* _WHAT IS EXPECTED_
Locate each line in the records containing "would". Copy it.

* _RAW DATA_

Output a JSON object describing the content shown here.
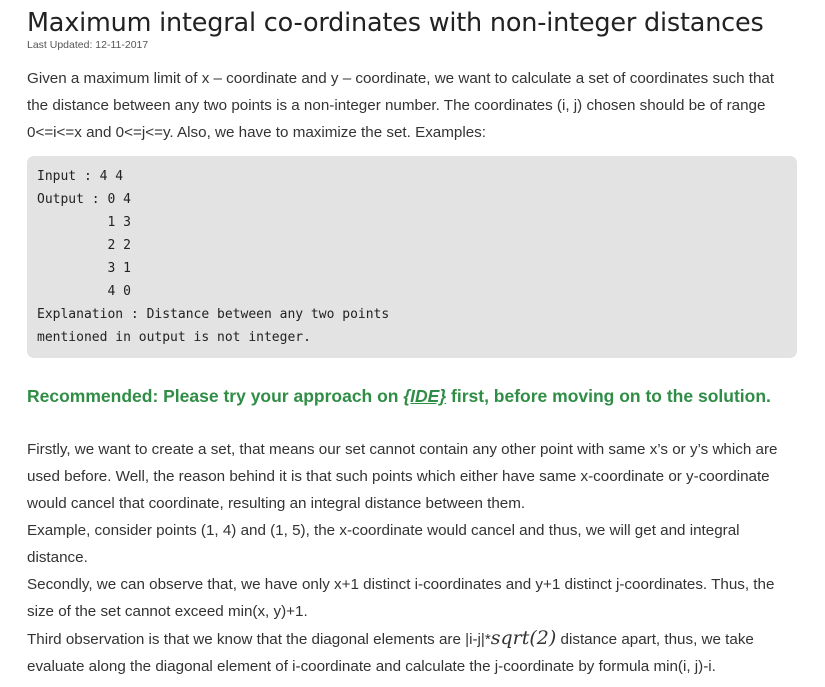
{
  "article": {
    "title": "Maximum integral co-ordinates with non-integer distances",
    "last_updated": "Last Updated: 12-11-2017",
    "intro": [
      "Given a maximum limit of x – coordinate and y – coordinate, we want to calculate a set of coordinates such that",
      "the distance between any two points is a non-integer number. The coordinates (i, j) chosen should be of range",
      "0<=i<=x and 0<=j<=y. Also, we have to maximize the set. Examples:"
    ],
    "example_code": [
      "Input : 4 4",
      "Output : 0 4",
      "         1 3",
      "         2 2",
      "         3 1",
      "         4 0",
      "Explanation : Distance between any two points",
      "mentioned in output is not integer."
    ],
    "recommended": {
      "prefix": "Recommended: Please try your approach on ",
      "link": "{IDE}",
      "suffix": " first, before moving on to the solution."
    },
    "body": [
      "Firstly, we want to create a set, that means our set cannot contain any other point with same x’s or y’s which are",
      "used before. Well, the reason behind it is that such points which either have same x-coordinate or y-coordinate",
      "would cancel that coordinate, resulting an integral distance between them.",
      "Example, consider points (1, 4) and (1, 5), the x-coordinate would cancel and thus, we will get and integral",
      "distance.",
      "Secondly, we can observe that, we have only x+1 distinct i-coordinates and y+1 distinct j-coordinates. Thus, the",
      "size of the set cannot exceed min(x, y)+1."
    ],
    "third_obs": {
      "before": "Third observation is that we know that the diagonal elements are |i-j|*",
      "math": "sqrt(2)",
      "after": " distance apart, thus, we take"
    },
    "last_line": "evaluate along the diagonal element of i-coordinate and calculate the j-coordinate by formula min(i, j)-i."
  }
}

* _EXPECTED ANSWER_
      "would cancel that coordinate, resulting an integral distance between them.",
      "Example, consider points (1, 4) and (1, 5), the x-coordinate would cancel and thus, we will get and integral",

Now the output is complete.